* Task instructions:
Below are records; state how many of their lines hold the word "niet", and give only the figure.

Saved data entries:
<<<<
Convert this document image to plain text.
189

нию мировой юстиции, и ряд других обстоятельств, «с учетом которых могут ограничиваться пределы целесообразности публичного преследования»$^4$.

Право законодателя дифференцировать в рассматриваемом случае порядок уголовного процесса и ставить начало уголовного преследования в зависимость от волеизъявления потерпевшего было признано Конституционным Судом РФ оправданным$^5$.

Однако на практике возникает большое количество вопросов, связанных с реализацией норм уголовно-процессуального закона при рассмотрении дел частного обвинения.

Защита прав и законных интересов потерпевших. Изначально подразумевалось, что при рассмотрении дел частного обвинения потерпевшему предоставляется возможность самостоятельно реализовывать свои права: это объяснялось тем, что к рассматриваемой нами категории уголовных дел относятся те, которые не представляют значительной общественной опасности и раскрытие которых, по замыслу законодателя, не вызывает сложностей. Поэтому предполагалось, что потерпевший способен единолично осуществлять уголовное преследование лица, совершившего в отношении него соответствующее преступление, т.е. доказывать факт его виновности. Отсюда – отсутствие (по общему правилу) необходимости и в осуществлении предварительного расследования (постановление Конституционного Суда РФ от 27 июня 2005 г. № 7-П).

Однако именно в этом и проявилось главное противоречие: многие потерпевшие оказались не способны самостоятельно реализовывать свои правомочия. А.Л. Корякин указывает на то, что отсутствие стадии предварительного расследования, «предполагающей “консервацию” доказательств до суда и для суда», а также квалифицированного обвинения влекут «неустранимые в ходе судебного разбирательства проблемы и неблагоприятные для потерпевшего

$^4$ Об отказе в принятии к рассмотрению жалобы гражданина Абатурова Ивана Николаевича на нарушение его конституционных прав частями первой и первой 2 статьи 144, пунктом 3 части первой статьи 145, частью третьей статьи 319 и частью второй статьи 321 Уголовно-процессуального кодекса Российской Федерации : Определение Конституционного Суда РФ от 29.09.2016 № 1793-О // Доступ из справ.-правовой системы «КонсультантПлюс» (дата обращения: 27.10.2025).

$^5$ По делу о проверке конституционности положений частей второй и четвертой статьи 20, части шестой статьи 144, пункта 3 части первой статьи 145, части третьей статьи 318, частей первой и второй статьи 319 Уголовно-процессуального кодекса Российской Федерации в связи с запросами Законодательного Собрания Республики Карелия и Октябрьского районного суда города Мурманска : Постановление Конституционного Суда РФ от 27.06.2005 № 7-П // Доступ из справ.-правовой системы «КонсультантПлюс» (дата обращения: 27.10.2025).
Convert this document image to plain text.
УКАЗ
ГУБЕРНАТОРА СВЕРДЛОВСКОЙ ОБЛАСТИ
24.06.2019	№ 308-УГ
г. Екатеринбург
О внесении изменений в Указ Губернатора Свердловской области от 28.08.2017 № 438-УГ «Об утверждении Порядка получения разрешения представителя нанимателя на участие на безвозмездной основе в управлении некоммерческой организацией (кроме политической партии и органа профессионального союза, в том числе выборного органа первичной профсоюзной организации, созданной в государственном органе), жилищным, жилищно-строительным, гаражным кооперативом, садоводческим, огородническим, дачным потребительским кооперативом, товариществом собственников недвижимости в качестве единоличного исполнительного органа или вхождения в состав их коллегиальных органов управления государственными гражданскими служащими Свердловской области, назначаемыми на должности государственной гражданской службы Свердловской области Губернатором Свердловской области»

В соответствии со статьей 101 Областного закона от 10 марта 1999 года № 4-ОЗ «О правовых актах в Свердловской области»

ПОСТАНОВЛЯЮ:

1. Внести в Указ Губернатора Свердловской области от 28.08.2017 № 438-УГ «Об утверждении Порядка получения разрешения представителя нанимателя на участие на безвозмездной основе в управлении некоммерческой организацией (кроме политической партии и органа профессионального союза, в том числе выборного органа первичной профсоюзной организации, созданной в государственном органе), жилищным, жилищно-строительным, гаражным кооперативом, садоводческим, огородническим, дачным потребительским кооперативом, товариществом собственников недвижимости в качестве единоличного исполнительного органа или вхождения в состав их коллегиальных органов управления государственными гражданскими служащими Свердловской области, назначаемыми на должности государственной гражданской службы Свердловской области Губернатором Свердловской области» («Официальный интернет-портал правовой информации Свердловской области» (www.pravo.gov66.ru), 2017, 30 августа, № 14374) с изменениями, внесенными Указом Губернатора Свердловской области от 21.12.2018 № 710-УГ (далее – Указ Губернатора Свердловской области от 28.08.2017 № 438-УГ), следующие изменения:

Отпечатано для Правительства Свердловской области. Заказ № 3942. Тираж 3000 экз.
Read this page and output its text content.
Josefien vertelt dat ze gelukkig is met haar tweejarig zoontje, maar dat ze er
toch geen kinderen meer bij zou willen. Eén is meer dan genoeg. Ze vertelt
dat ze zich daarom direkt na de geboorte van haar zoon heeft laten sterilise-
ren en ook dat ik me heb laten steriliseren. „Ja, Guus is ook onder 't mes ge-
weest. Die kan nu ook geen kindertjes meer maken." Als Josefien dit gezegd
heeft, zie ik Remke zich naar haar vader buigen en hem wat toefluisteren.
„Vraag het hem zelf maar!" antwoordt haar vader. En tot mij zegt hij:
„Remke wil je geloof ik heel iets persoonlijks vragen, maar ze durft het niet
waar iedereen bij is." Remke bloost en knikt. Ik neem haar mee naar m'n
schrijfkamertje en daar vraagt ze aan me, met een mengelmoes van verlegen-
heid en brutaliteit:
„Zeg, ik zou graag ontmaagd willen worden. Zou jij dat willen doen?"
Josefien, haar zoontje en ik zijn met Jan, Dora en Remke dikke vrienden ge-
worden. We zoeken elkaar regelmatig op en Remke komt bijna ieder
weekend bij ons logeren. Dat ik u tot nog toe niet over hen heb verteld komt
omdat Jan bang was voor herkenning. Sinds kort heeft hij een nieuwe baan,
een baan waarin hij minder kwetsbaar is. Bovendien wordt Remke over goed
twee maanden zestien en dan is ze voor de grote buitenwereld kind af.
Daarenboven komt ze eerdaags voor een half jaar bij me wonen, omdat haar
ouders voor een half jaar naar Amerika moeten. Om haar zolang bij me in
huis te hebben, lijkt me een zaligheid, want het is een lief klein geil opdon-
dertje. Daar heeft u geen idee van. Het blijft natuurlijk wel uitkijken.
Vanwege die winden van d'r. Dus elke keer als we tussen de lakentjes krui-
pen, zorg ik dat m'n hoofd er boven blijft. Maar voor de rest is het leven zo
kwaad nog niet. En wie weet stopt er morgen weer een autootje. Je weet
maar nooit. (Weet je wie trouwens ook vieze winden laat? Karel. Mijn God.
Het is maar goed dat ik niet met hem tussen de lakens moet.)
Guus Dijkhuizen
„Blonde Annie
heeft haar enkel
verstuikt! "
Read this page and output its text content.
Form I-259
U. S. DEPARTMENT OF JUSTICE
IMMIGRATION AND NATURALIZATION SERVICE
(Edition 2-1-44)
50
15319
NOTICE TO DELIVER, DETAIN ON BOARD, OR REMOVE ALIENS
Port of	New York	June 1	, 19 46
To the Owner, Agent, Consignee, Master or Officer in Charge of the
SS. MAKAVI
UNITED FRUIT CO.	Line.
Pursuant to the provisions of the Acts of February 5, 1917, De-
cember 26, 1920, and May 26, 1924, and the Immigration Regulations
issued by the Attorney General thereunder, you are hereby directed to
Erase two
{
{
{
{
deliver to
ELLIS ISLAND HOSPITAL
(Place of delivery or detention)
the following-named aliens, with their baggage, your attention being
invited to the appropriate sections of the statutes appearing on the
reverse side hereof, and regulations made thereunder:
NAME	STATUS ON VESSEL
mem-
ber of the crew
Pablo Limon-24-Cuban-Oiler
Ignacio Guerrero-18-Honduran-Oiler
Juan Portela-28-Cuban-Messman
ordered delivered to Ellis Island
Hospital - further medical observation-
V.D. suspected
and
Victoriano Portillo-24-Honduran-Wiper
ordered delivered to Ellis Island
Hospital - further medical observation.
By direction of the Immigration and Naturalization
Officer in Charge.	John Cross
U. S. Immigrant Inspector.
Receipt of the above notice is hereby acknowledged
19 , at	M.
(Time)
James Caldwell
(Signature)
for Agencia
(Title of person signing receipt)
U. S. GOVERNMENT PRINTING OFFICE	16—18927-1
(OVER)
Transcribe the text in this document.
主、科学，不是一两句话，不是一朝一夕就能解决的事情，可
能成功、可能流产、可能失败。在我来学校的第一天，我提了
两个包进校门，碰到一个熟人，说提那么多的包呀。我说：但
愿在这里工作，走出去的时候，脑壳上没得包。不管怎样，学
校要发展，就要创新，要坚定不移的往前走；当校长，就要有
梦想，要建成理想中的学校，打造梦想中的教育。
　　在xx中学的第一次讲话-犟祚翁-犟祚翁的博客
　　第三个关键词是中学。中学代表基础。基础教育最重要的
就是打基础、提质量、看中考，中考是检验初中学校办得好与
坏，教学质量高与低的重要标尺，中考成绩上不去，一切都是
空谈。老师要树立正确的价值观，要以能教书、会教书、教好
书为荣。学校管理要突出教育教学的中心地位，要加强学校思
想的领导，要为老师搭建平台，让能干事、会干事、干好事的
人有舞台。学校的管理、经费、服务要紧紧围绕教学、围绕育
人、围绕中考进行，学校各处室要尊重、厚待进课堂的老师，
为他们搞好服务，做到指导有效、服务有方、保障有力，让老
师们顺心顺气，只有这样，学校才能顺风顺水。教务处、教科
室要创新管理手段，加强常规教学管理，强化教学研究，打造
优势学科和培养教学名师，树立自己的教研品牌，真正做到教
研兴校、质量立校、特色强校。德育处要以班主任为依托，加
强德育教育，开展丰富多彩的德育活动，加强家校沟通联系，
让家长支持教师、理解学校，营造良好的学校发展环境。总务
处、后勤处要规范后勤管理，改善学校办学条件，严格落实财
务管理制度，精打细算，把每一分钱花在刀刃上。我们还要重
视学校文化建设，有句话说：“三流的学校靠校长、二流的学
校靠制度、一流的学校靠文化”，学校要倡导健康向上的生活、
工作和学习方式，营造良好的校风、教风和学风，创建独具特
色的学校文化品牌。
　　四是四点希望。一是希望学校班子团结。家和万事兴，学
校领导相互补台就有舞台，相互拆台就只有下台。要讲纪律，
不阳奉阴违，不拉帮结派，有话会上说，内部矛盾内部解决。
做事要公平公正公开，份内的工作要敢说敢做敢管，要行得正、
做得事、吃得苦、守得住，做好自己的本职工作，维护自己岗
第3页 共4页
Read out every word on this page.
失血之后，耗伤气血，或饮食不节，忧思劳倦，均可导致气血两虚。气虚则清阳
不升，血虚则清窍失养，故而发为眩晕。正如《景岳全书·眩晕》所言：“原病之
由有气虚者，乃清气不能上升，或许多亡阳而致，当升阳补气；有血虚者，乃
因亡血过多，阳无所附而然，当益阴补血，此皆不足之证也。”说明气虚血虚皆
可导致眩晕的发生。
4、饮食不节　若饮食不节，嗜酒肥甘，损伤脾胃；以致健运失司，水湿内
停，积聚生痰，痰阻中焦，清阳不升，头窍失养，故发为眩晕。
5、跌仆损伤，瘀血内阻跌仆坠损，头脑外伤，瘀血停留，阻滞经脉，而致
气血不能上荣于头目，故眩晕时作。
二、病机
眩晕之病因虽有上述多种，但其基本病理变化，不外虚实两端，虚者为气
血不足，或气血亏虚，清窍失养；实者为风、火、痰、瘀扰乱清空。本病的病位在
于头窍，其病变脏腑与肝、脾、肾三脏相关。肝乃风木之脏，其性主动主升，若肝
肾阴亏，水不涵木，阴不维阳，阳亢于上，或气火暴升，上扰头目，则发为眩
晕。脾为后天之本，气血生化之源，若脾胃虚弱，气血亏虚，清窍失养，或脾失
>>>>
* Response to the task:
4